## STATED GOAL
Lines holding the string "Money" are the ones to copy from this listing.

[Dataset entries]

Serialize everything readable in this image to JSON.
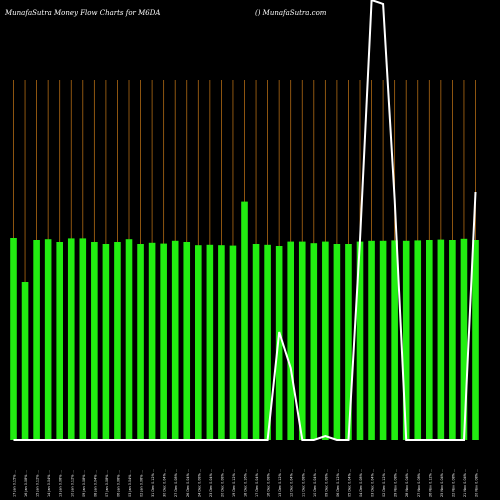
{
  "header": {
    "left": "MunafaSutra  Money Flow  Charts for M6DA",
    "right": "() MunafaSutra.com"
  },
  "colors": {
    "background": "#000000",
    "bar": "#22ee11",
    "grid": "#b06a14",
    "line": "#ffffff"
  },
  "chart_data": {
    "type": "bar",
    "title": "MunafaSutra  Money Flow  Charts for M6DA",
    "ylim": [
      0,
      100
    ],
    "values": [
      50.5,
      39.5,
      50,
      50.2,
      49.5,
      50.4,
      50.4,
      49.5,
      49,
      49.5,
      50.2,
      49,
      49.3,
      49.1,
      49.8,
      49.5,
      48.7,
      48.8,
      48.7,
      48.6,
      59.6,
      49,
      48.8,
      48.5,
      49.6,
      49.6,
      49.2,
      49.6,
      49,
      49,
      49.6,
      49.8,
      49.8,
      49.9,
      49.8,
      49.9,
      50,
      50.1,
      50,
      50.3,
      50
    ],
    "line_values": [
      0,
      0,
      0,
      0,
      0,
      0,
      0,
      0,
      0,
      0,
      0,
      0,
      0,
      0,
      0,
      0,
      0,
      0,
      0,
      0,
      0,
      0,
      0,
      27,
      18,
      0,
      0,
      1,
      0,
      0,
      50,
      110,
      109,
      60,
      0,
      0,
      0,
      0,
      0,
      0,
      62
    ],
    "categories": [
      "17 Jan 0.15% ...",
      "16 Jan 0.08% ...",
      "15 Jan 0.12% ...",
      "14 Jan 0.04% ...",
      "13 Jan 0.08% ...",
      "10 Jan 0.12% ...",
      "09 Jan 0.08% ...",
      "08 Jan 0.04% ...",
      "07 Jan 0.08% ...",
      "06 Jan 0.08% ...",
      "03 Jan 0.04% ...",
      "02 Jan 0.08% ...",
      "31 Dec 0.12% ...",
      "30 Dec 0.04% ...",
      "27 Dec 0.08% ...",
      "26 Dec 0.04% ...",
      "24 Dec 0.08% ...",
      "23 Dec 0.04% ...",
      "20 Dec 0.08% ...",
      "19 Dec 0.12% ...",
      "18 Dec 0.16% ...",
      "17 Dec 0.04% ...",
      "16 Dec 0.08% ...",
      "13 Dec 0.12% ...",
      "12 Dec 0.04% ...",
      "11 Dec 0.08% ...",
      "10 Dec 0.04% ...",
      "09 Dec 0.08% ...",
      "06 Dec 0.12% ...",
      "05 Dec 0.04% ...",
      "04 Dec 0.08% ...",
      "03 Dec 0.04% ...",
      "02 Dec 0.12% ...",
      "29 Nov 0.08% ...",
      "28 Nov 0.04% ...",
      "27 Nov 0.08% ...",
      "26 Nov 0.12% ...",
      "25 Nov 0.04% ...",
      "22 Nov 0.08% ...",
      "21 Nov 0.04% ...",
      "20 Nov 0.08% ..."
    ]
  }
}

## EXERCISE RESULT
    "left": "MunafaSutra  Money Flow  Charts for M6DA",
    "title": "MunafaSutra  Money Flow  Charts for M6DA",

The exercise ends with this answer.